▸ What you have to do: Show each line of the data below that has the string "info" in it.

▸ Records shown:

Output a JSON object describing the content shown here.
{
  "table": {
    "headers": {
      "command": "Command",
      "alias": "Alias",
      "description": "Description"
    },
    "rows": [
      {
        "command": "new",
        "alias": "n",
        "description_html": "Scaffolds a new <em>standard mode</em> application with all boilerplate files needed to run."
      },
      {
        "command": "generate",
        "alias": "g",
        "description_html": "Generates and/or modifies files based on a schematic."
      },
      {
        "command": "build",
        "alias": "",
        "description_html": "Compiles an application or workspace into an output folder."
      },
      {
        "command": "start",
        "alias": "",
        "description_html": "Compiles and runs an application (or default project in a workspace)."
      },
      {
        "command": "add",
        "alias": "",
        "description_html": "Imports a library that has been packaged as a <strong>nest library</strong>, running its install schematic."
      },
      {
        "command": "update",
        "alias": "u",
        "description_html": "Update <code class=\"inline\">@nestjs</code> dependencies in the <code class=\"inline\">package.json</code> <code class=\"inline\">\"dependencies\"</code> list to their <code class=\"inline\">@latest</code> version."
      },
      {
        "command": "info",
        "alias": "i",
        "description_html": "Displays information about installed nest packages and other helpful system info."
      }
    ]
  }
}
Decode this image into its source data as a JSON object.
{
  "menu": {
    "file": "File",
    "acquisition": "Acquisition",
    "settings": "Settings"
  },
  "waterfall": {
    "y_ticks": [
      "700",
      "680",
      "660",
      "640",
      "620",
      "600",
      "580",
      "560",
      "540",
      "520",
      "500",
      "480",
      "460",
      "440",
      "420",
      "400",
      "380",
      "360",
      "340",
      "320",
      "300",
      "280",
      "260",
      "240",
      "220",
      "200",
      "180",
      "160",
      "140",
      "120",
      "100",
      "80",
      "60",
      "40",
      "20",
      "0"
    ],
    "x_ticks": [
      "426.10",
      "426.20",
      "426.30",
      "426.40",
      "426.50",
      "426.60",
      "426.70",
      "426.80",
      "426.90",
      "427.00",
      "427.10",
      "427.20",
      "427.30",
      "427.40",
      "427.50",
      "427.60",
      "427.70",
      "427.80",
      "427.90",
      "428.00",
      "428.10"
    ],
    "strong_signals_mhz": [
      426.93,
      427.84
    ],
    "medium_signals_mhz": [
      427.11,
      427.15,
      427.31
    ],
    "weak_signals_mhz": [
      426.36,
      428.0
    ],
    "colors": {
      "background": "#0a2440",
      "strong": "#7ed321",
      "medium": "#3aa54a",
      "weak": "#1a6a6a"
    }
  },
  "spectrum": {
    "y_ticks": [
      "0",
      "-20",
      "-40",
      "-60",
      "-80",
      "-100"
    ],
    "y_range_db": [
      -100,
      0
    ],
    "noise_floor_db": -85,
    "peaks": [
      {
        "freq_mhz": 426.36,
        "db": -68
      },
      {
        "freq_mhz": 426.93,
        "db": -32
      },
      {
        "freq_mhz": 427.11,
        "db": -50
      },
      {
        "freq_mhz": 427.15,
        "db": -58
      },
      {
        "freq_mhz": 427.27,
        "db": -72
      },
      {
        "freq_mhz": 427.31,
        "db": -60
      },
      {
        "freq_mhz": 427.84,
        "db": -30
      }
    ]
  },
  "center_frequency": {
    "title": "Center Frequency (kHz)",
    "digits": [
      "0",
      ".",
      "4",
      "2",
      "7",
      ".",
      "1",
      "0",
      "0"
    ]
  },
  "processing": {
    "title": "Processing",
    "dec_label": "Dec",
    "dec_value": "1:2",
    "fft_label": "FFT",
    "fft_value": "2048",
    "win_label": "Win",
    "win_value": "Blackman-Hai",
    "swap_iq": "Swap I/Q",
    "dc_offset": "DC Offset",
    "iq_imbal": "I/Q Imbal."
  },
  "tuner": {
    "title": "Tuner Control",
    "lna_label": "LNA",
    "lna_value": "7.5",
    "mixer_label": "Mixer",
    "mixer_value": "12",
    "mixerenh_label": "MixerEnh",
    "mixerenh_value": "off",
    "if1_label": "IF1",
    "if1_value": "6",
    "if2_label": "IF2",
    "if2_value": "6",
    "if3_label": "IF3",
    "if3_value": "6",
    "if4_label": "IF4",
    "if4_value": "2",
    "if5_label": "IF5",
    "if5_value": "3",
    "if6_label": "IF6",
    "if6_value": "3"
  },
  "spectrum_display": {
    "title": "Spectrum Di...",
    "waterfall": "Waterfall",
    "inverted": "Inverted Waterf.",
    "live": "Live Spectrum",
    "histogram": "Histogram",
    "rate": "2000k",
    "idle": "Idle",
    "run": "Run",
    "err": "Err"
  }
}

▸ Completed exercise:
        "command": "info",
        "description_html": "Displays information about installed nest packages and other helpful system info."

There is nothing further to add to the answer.